Exercise task: Locate the lines of the listing below that hold "caption", then copy each of them.

Stored data:
++++++++

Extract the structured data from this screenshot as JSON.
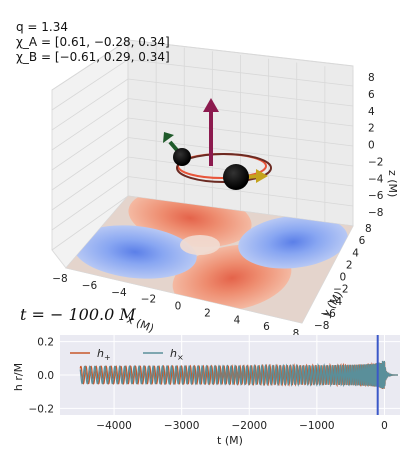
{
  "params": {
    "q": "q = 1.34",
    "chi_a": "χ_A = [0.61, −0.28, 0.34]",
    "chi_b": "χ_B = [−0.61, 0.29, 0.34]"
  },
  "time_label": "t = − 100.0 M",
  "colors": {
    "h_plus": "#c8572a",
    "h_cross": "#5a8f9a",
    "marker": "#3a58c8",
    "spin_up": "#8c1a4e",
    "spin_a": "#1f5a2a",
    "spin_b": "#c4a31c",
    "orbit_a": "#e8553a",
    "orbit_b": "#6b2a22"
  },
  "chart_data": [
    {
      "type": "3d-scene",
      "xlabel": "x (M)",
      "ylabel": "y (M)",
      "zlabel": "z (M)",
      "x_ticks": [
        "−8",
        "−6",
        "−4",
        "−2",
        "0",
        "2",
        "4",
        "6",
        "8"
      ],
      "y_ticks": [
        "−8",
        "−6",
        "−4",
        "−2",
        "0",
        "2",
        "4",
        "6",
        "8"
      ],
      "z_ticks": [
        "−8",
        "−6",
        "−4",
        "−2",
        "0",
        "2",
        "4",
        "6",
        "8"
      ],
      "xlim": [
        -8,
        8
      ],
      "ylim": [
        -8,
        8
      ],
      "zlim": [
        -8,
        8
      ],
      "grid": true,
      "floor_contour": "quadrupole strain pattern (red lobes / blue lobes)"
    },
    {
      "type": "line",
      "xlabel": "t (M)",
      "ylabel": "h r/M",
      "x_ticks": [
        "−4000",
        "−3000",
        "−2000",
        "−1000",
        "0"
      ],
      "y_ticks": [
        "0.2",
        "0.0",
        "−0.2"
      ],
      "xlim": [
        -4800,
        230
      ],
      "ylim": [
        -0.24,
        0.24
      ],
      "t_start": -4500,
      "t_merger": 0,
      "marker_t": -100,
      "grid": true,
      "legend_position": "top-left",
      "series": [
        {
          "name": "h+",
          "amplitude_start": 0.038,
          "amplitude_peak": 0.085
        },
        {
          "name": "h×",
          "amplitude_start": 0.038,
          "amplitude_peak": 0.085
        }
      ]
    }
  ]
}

++++++++

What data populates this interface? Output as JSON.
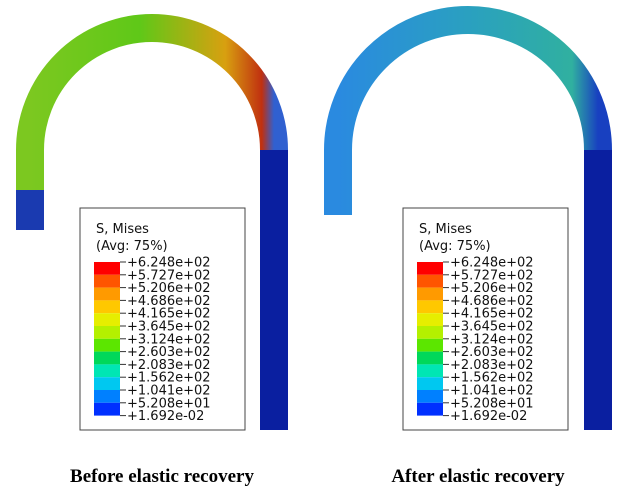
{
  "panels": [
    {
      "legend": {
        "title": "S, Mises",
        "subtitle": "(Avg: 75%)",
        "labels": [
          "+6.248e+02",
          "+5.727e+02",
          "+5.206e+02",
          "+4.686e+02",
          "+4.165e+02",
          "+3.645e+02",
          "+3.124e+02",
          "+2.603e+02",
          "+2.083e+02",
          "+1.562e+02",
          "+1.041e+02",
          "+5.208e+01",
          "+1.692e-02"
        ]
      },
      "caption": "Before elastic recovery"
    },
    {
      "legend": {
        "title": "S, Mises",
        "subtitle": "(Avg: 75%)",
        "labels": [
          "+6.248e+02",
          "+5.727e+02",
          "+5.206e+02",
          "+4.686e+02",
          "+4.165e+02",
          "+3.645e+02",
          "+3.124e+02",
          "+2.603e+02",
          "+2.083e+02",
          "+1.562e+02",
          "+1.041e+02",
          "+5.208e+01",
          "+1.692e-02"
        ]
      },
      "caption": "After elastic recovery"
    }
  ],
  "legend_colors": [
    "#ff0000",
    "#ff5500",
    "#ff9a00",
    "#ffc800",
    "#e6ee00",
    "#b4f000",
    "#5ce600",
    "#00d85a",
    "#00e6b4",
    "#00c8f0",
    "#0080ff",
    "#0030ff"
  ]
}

++++++++

Response to the exercise:
      "caption": "Before elastic recovery"
      "caption": "After elastic recovery"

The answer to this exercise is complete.